→ **REQUEST**: Convert each line of the records into a Markdown table with two columns, Row and Line. Put the row number under Row and the line under Line, leaving out any blank lines.

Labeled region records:
^^^^

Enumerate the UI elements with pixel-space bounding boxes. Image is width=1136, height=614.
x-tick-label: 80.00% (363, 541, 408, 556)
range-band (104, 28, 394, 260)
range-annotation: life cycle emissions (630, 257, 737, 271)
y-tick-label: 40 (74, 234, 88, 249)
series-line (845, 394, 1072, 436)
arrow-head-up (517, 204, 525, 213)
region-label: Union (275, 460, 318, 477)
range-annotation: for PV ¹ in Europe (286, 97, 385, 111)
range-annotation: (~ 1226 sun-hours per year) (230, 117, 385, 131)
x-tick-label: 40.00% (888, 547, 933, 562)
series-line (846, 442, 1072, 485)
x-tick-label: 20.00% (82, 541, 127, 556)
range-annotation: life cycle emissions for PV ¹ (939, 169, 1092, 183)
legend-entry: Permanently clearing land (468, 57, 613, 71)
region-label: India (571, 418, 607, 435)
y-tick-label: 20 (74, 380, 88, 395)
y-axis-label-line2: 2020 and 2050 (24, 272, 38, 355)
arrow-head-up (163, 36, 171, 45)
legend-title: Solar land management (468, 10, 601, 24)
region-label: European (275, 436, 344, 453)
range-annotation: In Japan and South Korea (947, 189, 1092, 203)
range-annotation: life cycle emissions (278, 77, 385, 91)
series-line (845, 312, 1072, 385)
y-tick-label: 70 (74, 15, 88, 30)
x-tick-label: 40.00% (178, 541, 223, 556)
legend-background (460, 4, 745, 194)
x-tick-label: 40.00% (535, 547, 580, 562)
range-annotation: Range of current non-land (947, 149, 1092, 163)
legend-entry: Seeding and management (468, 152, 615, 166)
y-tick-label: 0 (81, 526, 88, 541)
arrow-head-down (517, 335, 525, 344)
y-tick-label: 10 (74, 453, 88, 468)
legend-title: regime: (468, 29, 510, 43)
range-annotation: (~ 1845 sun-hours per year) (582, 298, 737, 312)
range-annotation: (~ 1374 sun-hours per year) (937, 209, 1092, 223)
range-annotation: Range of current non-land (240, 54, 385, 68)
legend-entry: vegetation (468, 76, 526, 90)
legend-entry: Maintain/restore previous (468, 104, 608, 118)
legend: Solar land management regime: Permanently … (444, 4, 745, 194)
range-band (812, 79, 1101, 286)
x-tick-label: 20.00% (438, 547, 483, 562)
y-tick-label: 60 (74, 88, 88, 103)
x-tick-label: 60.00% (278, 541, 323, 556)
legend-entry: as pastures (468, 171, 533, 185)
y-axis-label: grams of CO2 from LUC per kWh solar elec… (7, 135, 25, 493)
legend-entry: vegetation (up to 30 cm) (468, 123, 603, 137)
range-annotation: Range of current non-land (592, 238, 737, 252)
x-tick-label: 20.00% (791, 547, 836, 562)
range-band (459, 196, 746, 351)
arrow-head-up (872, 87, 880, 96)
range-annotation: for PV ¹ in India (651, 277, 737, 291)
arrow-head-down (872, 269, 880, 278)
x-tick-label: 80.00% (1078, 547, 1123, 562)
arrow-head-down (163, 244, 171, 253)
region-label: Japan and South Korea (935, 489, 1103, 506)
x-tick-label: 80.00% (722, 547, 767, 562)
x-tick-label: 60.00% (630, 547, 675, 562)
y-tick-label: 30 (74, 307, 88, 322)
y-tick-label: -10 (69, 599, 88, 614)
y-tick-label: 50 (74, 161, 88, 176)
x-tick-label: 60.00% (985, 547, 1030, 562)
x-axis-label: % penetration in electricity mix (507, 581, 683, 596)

^^^^

→ **EXERCISE RESPONSE**:
| Row | Line |
|---|---|
| 1 | Enumerate the UI elements with pixel-space bounding boxes. Image is width=1136, height=614. |
| 2 | x-tick-label: 80.00% (363, 541, 408, 556) |
| 3 | range-band (104, 28, 394, 260) |
| 4 | range-annotation: life cycle emissions (630, 257, 737, 271) |
| 5 | y-tick-label: 40 (74, 234, 88, 249) |
| 6 | series-line (845, 394, 1072, 436) |
| 7 | arrow-head-up (517, 204, 525, 213) |
| 8 | region-label: Union (275, 460, 318, 477) |
| 9 | range-annotation: for PV ¹ in Europe (286, 97, 385, 111) |
| 10 | range-annotation: (~ 1226 sun-hours per year) (230, 117, 385, 131) |
| 11 | x-tick-label: 40.00% (888, 547, 933, 562) |
| 12 | series-line (846, 442, 1072, 485) |
| 13 | x-tick-label: 20.00% (82, 541, 127, 556) |
| 14 | range-annotation: life cycle emissions for PV ¹ (939, 169, 1092, 183) |
| 15 | legend-entry: Permanently clearing land (468, 57, 613, 71) |
| 16 | region-label: India (571, 418, 607, 435) |
| 17 | y-tick-label: 20 (74, 380, 88, 395) |
| 18 | y-axis-label-line2: 2020 and 2050 (24, 272, 38, 355) |
| 19 | arrow-head-up (163, 36, 171, 45) |
| 20 | legend-title: Solar land management (468, 10, 601, 24) |
| 21 | region-label: European (275, 436, 344, 453) |
| 22 | range-annotation: In Japan and South Korea (947, 189, 1092, 203) |
| 23 | range-annotation: life cycle emissions (278, 77, 385, 91) |
| 24 | series-line (845, 312, 1072, 385) |
| 25 | y-tick-label: 70 (74, 15, 88, 30) |
| 26 | x-tick-label: 40.00% (178, 541, 223, 556) |
| 27 | legend-background (460, 4, 745, 194) |
| 28 | x-tick-label: 40.00% (535, 547, 580, 562) |
| 29 | range-annotation: Range of current non-land (947, 149, 1092, 163) |
| 30 | legend-entry: Seeding and management (468, 152, 615, 166) |
| 31 | y-tick-label: 0 (81, 526, 88, 541) |
| 32 | arrow-head-down (517, 335, 525, 344) |
| 33 | y-tick-label: 10 (74, 453, 88, 468) |
| 34 | legend-title: regime: (468, 29, 510, 43) |
| 35 | range-annotation: (~ 1845 sun-hours per year) (582, 298, 737, 312) |
| 36 | range-annotation: (~ 1374 sun-hours per year) (937, 209, 1092, 223) |
| 37 | range-annotation: Range of current non-land (240, 54, 385, 68) |
| 38 | legend-entry: vegetation (468, 76, 526, 90) |
| 39 | legend-entry: Maintain/restore previous (468, 104, 608, 118) |
| 40 | legend: Solar land management regime: Permanently … (444, 4, 745, 194) |
| 41 | range-band (812, 79, 1101, 286) |
| 42 | x-tick-label: 20.00% (438, 547, 483, 562) |
| 43 | y-tick-label: 60 (74, 88, 88, 103) |
| 44 | x-tick-label: 60.00% (278, 541, 323, 556) |
| 45 | legend-entry: as pastures (468, 171, 533, 185) |
| 46 | y-axis-label: grams of CO2 from LUC per kWh solar elec… (7, 135, 25, 493) |
| 47 | legend-entry: vegetation (up to 30 cm) (468, 123, 603, 137) |
| 48 | range-annotation: Range of current non-land (592, 238, 737, 252) |
| 49 | x-tick-label: 20.00% (791, 547, 836, 562) |
| 50 | range-band (459, 196, 746, 351) |
| 51 | arrow-head-up (872, 87, 880, 96) |
| 52 | range-annotation: for PV ¹ in India (651, 277, 737, 291) |
| 53 | arrow-head-down (872, 269, 880, 278) |
| 54 | x-tick-label: 80.00% (1078, 547, 1123, 562) |
| 55 | arrow-head-down (163, 244, 171, 253) |
| 56 | region-label: Japan and South Korea (935, 489, 1103, 506) |
| 57 | x-tick-label: 80.00% (722, 547, 767, 562) |
| 58 | x-tick-label: 60.00% (630, 547, 675, 562) |
| 59 | y-tick-label: 30 (74, 307, 88, 322) |
| 60 | y-tick-label: -10 (69, 599, 88, 614) |
| 61 | y-tick-label: 50 (74, 161, 88, 176) |
| 62 | x-tick-label: 60.00% (985, 547, 1030, 562) |
| 63 | x-axis-label: % penetration in electricity mix (507, 581, 683, 596) |